• _Task to carry out_: Pick out each line below containing "MMAPs".

• _Available data_:
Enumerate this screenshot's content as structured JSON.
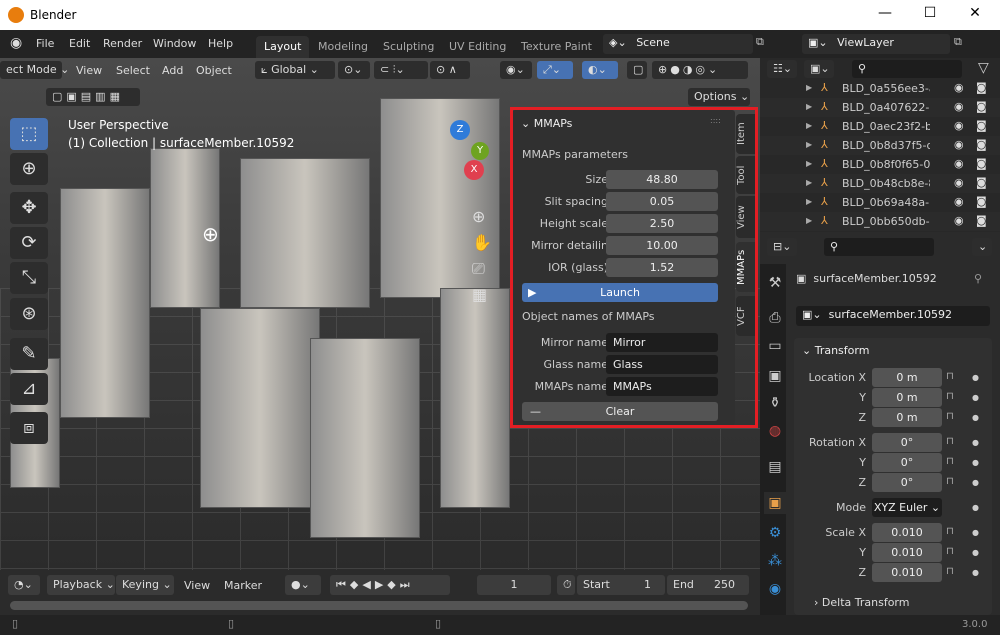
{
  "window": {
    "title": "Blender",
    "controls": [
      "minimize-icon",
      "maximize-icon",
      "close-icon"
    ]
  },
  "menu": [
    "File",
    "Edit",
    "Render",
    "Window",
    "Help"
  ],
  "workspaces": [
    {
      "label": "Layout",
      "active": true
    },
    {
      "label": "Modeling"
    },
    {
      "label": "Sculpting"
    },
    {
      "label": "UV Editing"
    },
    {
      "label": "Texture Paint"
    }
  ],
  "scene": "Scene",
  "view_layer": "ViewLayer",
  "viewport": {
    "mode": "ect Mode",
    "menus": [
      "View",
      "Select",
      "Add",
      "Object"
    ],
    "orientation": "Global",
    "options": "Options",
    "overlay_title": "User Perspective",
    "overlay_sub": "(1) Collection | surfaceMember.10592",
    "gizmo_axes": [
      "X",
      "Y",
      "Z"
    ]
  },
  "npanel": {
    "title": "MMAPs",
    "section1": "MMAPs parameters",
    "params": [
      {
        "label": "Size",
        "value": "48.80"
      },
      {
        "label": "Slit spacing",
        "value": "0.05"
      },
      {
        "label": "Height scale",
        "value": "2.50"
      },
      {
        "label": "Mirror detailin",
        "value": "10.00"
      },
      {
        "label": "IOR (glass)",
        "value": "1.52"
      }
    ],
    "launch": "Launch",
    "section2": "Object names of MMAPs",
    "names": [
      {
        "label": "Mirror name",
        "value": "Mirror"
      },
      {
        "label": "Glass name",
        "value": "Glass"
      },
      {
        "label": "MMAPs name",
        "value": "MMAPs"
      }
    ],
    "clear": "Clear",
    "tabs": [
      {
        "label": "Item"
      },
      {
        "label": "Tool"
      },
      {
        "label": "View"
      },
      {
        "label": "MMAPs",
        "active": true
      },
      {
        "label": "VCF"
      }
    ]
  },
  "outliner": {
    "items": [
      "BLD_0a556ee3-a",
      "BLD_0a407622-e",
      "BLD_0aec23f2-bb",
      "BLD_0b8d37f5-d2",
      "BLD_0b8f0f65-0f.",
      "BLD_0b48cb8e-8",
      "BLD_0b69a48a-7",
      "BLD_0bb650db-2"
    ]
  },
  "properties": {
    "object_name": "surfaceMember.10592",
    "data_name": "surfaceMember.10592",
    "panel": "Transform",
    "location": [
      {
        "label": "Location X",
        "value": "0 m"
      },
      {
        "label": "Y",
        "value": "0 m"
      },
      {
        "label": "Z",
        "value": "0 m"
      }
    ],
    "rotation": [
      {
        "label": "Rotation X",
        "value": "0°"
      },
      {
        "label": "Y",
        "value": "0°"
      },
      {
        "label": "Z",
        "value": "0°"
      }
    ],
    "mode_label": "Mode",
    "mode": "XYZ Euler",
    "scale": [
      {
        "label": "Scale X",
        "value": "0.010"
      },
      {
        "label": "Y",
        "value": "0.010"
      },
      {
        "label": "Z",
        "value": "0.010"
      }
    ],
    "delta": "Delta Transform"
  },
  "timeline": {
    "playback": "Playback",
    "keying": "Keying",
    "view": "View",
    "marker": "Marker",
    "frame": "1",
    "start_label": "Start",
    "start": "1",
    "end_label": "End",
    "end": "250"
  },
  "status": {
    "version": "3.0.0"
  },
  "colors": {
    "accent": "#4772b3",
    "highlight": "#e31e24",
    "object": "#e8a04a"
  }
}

• _Expected answer_:
    "title": "MMAPs",
    "section1": "MMAPs parameters",
    "section2": "Object names of MMAPs",
        "label": "MMAPs name",
        "value": "MMAPs"
        "label": "MMAPs",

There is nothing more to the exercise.